(Items from a dataset)

━━━━━━━━━━━━━━━━━━━━

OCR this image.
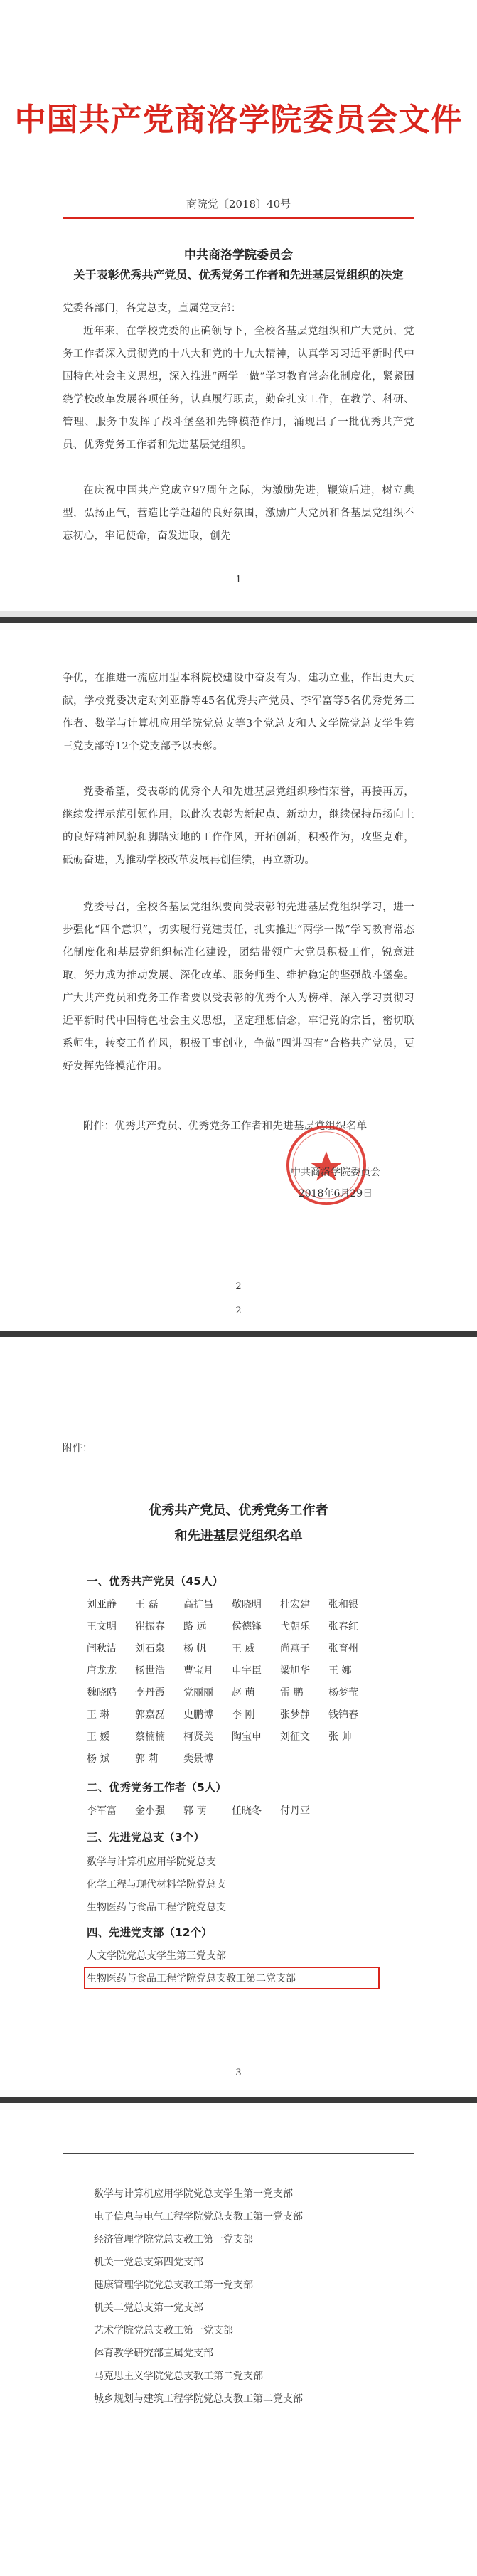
中国共产党商洛学院委员会文件
商院党〔2018〕40号
中共商洛学院委员会
关于表彰优秀共产党员、优秀党务工作者和先进基层党组织的决定
党委各部门，各党总支，直属党支部：
近年来，在学校党委的正确领导下，全校各基层党组织和广大党员，党务工作者深入贯彻党的十八大和党的十九大精神，认真学习习近平新时代中国特色社会主义思想，深入推进“两学一做”学习教育常态化制度化，紧紧围绕学校改革发展各项任务，认真履行职责，勤奋扎实工作，在教学、科研、管理、服务中发挥了战斗堡垒和先锋模范作用，涌现出了一批优秀共产党员、优秀党务工作者和先进基层党组织。
在庆祝中国共产党成立97周年之际，为激励先进，鞭策后进，树立典型，弘扬正气，营造比学赶超的良好氛围，激励广大党员和各基层党组织不忘初心，牢记使命，奋发进取，创先
1
2
争优，在推进一流应用型本科院校建设中奋发有为，建功立业，作出更大贡献，学校党委决定对刘亚静等45名优秀共产党员、李军富等5名优秀党务工作者、数学与计算机应用学院党总支等3个党总支和人文学院党总支学生第三党支部等12个党支部予以表彰。
党委希望，受表彰的优秀个人和先进基层党组织珍惜荣誉，再接再厉，继续发挥示范引领作用，以此次表彰为新起点、新动力，继续保持昂扬向上的良好精神风貌和脚踏实地的工作作风，开拓创新，积极作为，攻坚克难，砥砺奋进，为推动学校改革发展再创佳绩，再立新功。
党委号召，全校各基层党组织要向受表彰的先进基层党组织学习，进一步强化“四个意识”，切实履行党建责任，扎实推进“两学一做”学习教育常态化制度化和基层党组织标准化建设，团结带领广大党员积极工作，锐意进取，努力成为推动发展、深化改革、服务师生、维护稳定的坚强战斗堡垒。广大共产党员和党务工作者要以受表彰的优秀个人为榜样，深入学习贯彻习近平新时代中国特色社会主义思想，坚定理想信念，牢记党的宗旨，密切联系师生，转变工作作风，积极干事创业，争做“四讲四有”合格共产党员，更好发挥先锋模范作用。
附件：优秀共产党员、优秀党务工作者和先进基层党组织名单
中共商洛学院委员会
2018年6月29日
2
附件：
优秀共产党员、优秀党务工作者
和先进基层党组织名单
一、优秀共产党员（45人）
刘亚静	王 磊	高扩昌	敬晓明	杜宏建	张和银
王文明	崔振春	路 远	侯德锋	弋朝乐	张春红
闫秋洁	刘石泉	杨 帆	王 威	尚燕子	张育州
唐龙龙	杨世浩	曹宝月	申宇臣	梁旭华	王 娜
魏晓鸥	李丹霞	党丽丽	赵 萌	雷 鹏	杨梦莹
王 琳	郭嘉磊	史鹏博	李 刚	张梦静	钱锦春
王 媛	蔡楠楠	柯贤美	陶宝申	刘征文	张 帅
杨 斌	郭 莉	樊景博
二、优秀党务工作者（5人）
李军富	金小强	郭 萌	任晓冬	付丹亚
三、先进党总支（3个）
数学与计算机应用学院党总支
化学工程与现代材料学院党总支
生物医药与食品工程学院党总支
四、先进党支部（12个）
人文学院党总支学生第三党支部
生物医药与食品工程学院党总支教工第二党支部
3
数学与计算机应用学院党总支学生第一党支部
电子信息与电气工程学院党总支教工第一党支部
经济管理学院党总支教工第一党支部
机关一党总支第四党支部
健康管理学院党总支教工第一党支部
机关二党总支第一党支部
艺术学院党总支教工第一党支部
体育教学研究部直属党支部
马克思主义学院党总支教工第二党支部
城乡规划与建筑工程学院党总支教工第二党支部
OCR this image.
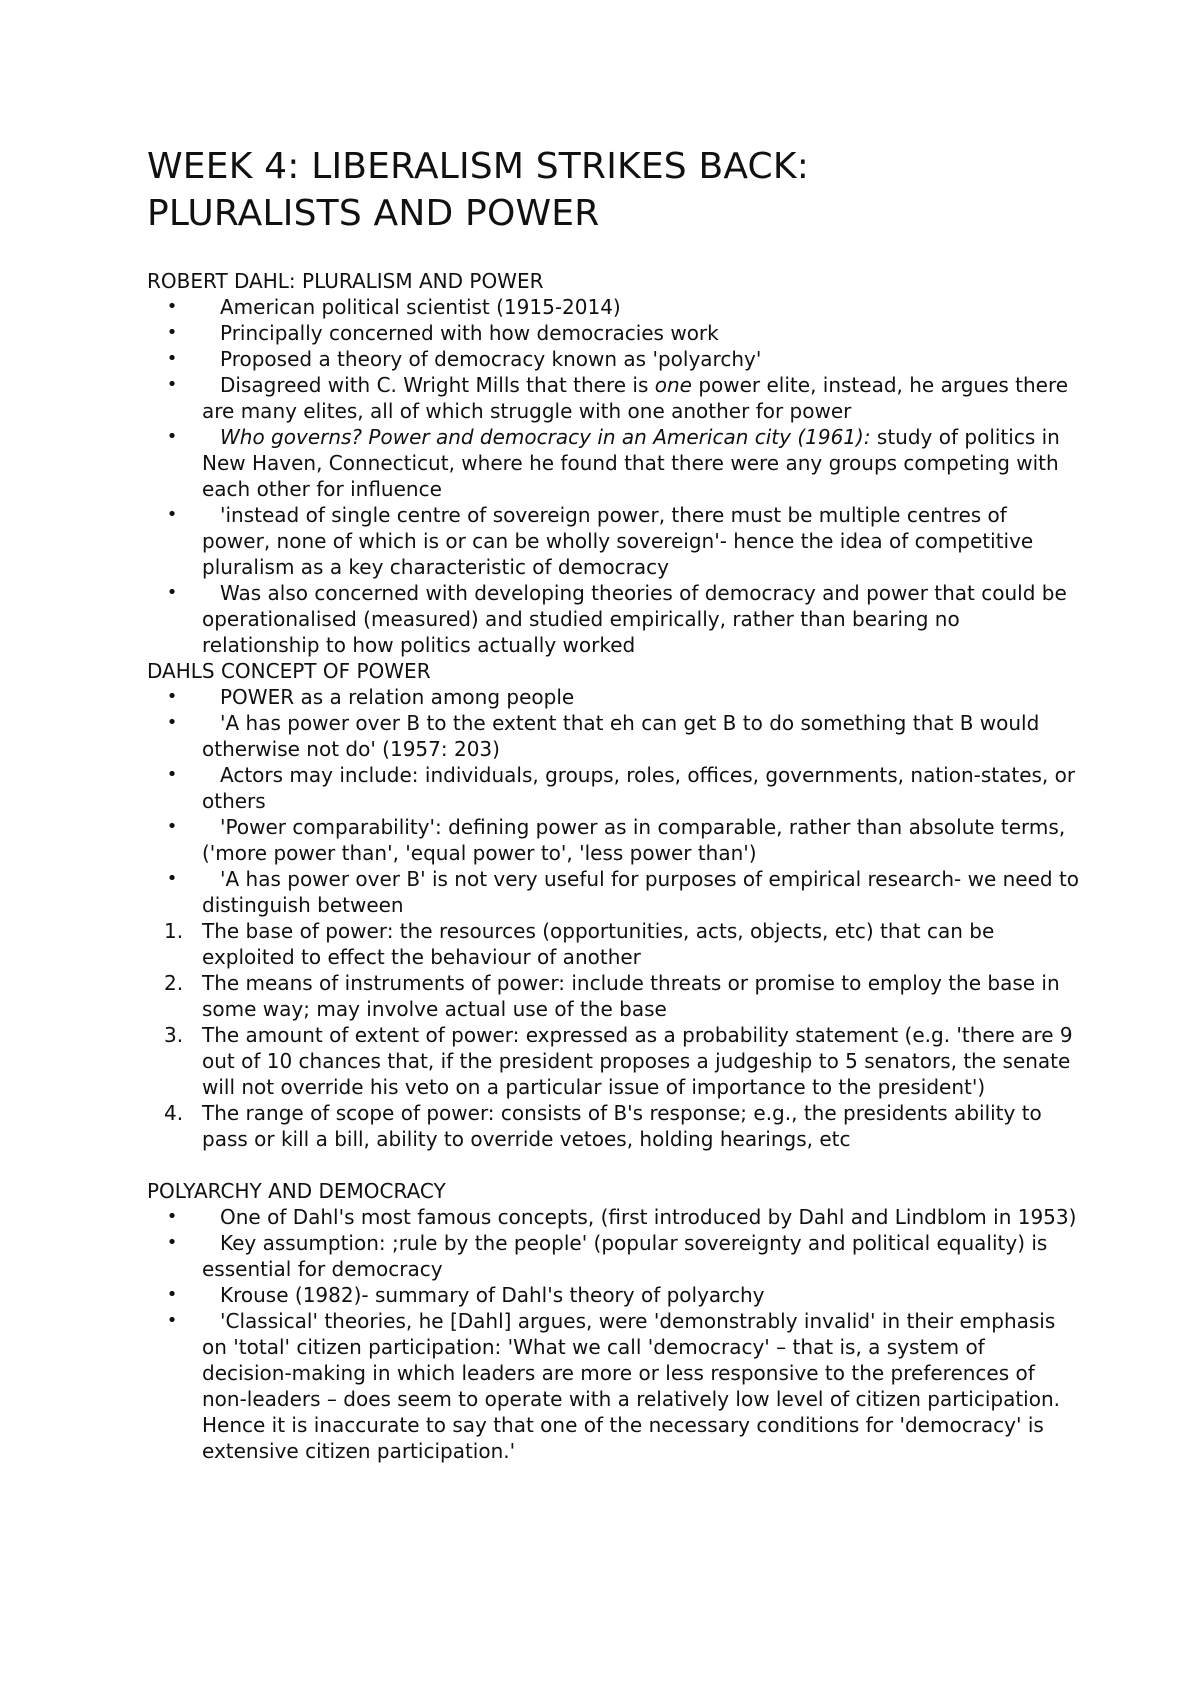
WEEK 4: LIBERALISM STRIKES BACK:
PLURALISTS AND POWER
ROBERT DAHL: PLURALISM AND POWER
•	American political scientist (1915-2014)
•	Principally concerned with how democracies work
•	Proposed a theory of democracy known as 'polyarchy'
•	Disagreed with C. Wright Mills that there is one power elite, instead, he argues there are many elites, all of which struggle with one another for power
•	Who governs? Power and democracy in an American city (1961): study of politics in New Haven, Connecticut, where he found that there were any groups competing with each other for influence
•	'instead of single centre of sovereign power, there must be multiple centres of power, none of which is or can be wholly sovereign'- hence the idea of competitive pluralism as a key characteristic of democracy
•	Was also concerned with developing theories of democracy and power that could be operationalised (measured) and studied empirically, rather than bearing no relationship to how politics actually worked
DAHLS CONCEPT OF POWER
•	POWER as a relation among people
•	'A has power over B to the extent that eh can get B to do something that B would otherwise not do' (1957: 203)
•	Actors may include: individuals, groups, roles, offices, governments, nation-states, or others
•	'Power comparability': defining power as in comparable, rather than absolute terms, ('more power than', 'equal power to', 'less power than')
•	'A has power over B' is not very useful for purposes of empirical research- we need to distinguish between
1. The base of power: the resources (opportunities, acts, objects, etc) that can be exploited to effect the behaviour of another
2. The means of instruments of power: include threats or promise to employ the base in some way; may involve actual use of the base
3. The amount of extent of power: expressed as a probability statement (e.g. 'there are 9 out of 10 chances that, if the president proposes a judgeship to 5 senators, the senate will not override his veto on a particular issue of importance to the president')
4. The range of scope of power: consists of B's response; e.g., the presidents ability to pass or kill a bill, ability to override vetoes, holding hearings, etc
POLYARCHY AND DEMOCRACY
•	One of Dahl's most famous concepts, (first introduced by Dahl and Lindblom in 1953)
•	Key assumption: ;rule by the people' (popular sovereignty and political equality) is essential for democracy
•	Krouse (1982)- summary of Dahl's theory of polyarchy
•	'Classical' theories, he [Dahl] argues, were 'demonstrably invalid' in their emphasis on 'total' citizen participation: 'What we call 'democracy' – that is, a system of decision-making in which leaders are more or less responsive to the preferences of non-leaders – does seem to operate with a relatively low level of citizen participation. Hence it is inaccurate to say that one of the necessary conditions for 'democracy' is extensive citizen participation.'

━━━━━━━━━━━━━━━━━━━━

(TASK PROMPT)
Write out the whole listing again, exactly, with no pictures.

(RESULT FOR THIS EXERCISE)
OCR this image.
中国共产党商洛学院委员会文件
商院党〔2018〕40号
中共商洛学院委员会
关于表彰优秀共产党员、优秀党务工作者和先进基层党组织的决定
党委各部门，各党总支，直属党支部：
近年来，在学校党委的正确领导下，全校各基层党组织和广大党员，党务工作者深入贯彻党的十八大和党的十九大精神，认真学习习近平新时代中国特色社会主义思想，深入推进“两学一做”学习教育常态化制度化，紧紧围绕学校改革发展各项任务，认真履行职责，勤奋扎实工作，在教学、科研、管理、服务中发挥了战斗堡垒和先锋模范作用，涌现出了一批优秀共产党员、优秀党务工作者和先进基层党组织。
在庆祝中国共产党成立97周年之际，为激励先进，鞭策后进，树立典型，弘扬正气，营造比学赶超的良好氛围，激励广大党员和各基层党组织不忘初心，牢记使命，奋发进取，创先
1
2
争优，在推进一流应用型本科院校建设中奋发有为，建功立业，作出更大贡献，学校党委决定对刘亚静等45名优秀共产党员、李军富等5名优秀党务工作者、数学与计算机应用学院党总支等3个党总支和人文学院党总支学生第三党支部等12个党支部予以表彰。
党委希望，受表彰的优秀个人和先进基层党组织珍惜荣誉，再接再厉，继续发挥示范引领作用，以此次表彰为新起点、新动力，继续保持昂扬向上的良好精神风貌和脚踏实地的工作作风，开拓创新，积极作为，攻坚克难，砥砺奋进，为推动学校改革发展再创佳绩，再立新功。
党委号召，全校各基层党组织要向受表彰的先进基层党组织学习，进一步强化“四个意识”，切实履行党建责任，扎实推进“两学一做”学习教育常态化制度化和基层党组织标准化建设，团结带领广大党员积极工作，锐意进取，努力成为推动发展、深化改革、服务师生、维护稳定的坚强战斗堡垒。广大共产党员和党务工作者要以受表彰的优秀个人为榜样，深入学习贯彻习近平新时代中国特色社会主义思想，坚定理想信念，牢记党的宗旨，密切联系师生，转变工作作风，积极干事创业，争做“四讲四有”合格共产党员，更好发挥先锋模范作用。
附件：优秀共产党员、优秀党务工作者和先进基层党组织名单
中共商洛学院委员会
2018年6月29日
2
附件：
优秀共产党员、优秀党务工作者
和先进基层党组织名单
一、优秀共产党员（45人）
刘亚静	王 磊	高扩昌	敬晓明	杜宏建	张和银
王文明	崔振春	路 远	侯德锋	弋朝乐	张春红
闫秋洁	刘石泉	杨 帆	王 威	尚燕子	张育州
唐龙龙	杨世浩	曹宝月	申宇臣	梁旭华	王 娜
魏晓鸥	李丹霞	党丽丽	赵 萌	雷 鹏	杨梦莹
王 琳	郭嘉磊	史鹏博	李 刚	张梦静	钱锦春
王 媛	蔡楠楠	柯贤美	陶宝申	刘征文	张 帅
杨 斌	郭 莉	樊景博
二、优秀党务工作者（5人）
李军富	金小强	郭 萌	任晓冬	付丹亚
三、先进党总支（3个）
数学与计算机应用学院党总支
化学工程与现代材料学院党总支
生物医药与食品工程学院党总支
四、先进党支部（12个）
人文学院党总支学生第三党支部
生物医药与食品工程学院党总支教工第二党支部
3
数学与计算机应用学院党总支学生第一党支部
电子信息与电气工程学院党总支教工第一党支部
经济管理学院党总支教工第一党支部
机关一党总支第四党支部
健康管理学院党总支教工第一党支部
机关二党总支第一党支部
艺术学院党总支教工第一党支部
体育教学研究部直属党支部
马克思主义学院党总支教工第二党支部
城乡规划与建筑工程学院党总支教工第二党支部
OCR this image.
WEEK 4: LIBERALISM STRIKES BACK:
PLURALISTS AND POWER
ROBERT DAHL: PLURALISM AND POWER
•	American political scientist (1915-2014)
•	Principally concerned with how democracies work
•	Proposed a theory of democracy known as 'polyarchy'
•	Disagreed with C. Wright Mills that there is one power elite, instead, he argues there are many elites, all of which struggle with one another for power
•	Who governs? Power and democracy in an American city (1961): study of politics in New Haven, Connecticut, where he found that there were any groups competing with each other for influence
•	'instead of single centre of sovereign power, there must be multiple centres of power, none of which is or can be wholly sovereign'- hence the idea of competitive pluralism as a key characteristic of democracy
•	Was also concerned with developing theories of democracy and power that could be operationalised (measured) and studied empirically, rather than bearing no relationship to how politics actually worked
DAHLS CONCEPT OF POWER
•	POWER as a relation among people
•	'A has power over B to the extent that eh can get B to do something that B would otherwise not do' (1957: 203)
•	Actors may include: individuals, groups, roles, offices, governments, nation-states, or others
•	'Power comparability': defining power as in comparable, rather than absolute terms, ('more power than', 'equal power to', 'less power than')
•	'A has power over B' is not very useful for purposes of empirical research- we need to distinguish between
1. The base of power: the resources (opportunities, acts, objects, etc) that can be exploited to effect the behaviour of another
2. The means of instruments of power: include threats or promise to employ the base in some way; may involve actual use of the base
3. The amount of extent of power: expressed as a probability statement (e.g. 'there are 9 out of 10 chances that, if the president proposes a judgeship to 5 senators, the senate will not override his veto on a particular issue of importance to the president')
4. The range of scope of power: consists of B's response; e.g., the presidents ability to pass or kill a bill, ability to override vetoes, holding hearings, etc
POLYARCHY AND DEMOCRACY
•	One of Dahl's most famous concepts, (first introduced by Dahl and Lindblom in 1953)
•	Key assumption: ;rule by the people' (popular sovereignty and political equality) is essential for democracy
•	Krouse (1982)- summary of Dahl's theory of polyarchy
•	'Classical' theories, he [Dahl] argues, were 'demonstrably invalid' in their emphasis on 'total' citizen participation: 'What we call 'democracy' – that is, a system of decision-making in which leaders are more or less responsive to the preferences of non-leaders – does seem to operate with a relatively low level of citizen participation. Hence it is inaccurate to say that one of the necessary conditions for 'democracy' is extensive citizen participation.'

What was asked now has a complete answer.